Exercise prompt: Find each line holding "South" and copy it out.

--- Begin Information supplied ---

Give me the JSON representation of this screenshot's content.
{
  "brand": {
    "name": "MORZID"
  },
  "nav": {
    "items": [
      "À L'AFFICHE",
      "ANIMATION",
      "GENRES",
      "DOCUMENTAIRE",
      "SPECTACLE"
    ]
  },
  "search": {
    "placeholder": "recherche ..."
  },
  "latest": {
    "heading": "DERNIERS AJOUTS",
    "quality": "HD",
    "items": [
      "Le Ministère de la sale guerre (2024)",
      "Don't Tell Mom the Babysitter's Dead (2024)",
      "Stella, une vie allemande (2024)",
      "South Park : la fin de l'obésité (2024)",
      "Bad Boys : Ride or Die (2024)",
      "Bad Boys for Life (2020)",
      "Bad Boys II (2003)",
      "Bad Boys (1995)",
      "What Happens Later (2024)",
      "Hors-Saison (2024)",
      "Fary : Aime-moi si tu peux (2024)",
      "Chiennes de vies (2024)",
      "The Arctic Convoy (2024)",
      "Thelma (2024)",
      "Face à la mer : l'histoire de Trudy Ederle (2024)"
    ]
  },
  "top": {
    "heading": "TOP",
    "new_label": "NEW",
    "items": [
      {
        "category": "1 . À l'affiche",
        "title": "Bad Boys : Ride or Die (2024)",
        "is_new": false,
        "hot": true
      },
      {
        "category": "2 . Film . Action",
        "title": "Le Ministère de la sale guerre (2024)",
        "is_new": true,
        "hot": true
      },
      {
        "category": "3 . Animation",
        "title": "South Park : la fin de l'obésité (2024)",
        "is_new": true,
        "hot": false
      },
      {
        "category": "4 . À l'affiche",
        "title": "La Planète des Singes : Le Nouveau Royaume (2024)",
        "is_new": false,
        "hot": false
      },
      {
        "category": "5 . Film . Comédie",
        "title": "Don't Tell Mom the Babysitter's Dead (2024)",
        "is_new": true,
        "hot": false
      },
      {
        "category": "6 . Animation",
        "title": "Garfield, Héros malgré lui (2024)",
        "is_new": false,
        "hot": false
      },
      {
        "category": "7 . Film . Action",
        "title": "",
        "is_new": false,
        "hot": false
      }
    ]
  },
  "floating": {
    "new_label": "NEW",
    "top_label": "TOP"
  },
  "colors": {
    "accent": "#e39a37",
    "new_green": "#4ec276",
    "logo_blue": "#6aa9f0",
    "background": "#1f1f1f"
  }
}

--- End Information supplied ---

Solved exercise:
      "South Park : la fin de l'obésité (2024)",
        "title": "South Park : la fin de l'obésité (2024)",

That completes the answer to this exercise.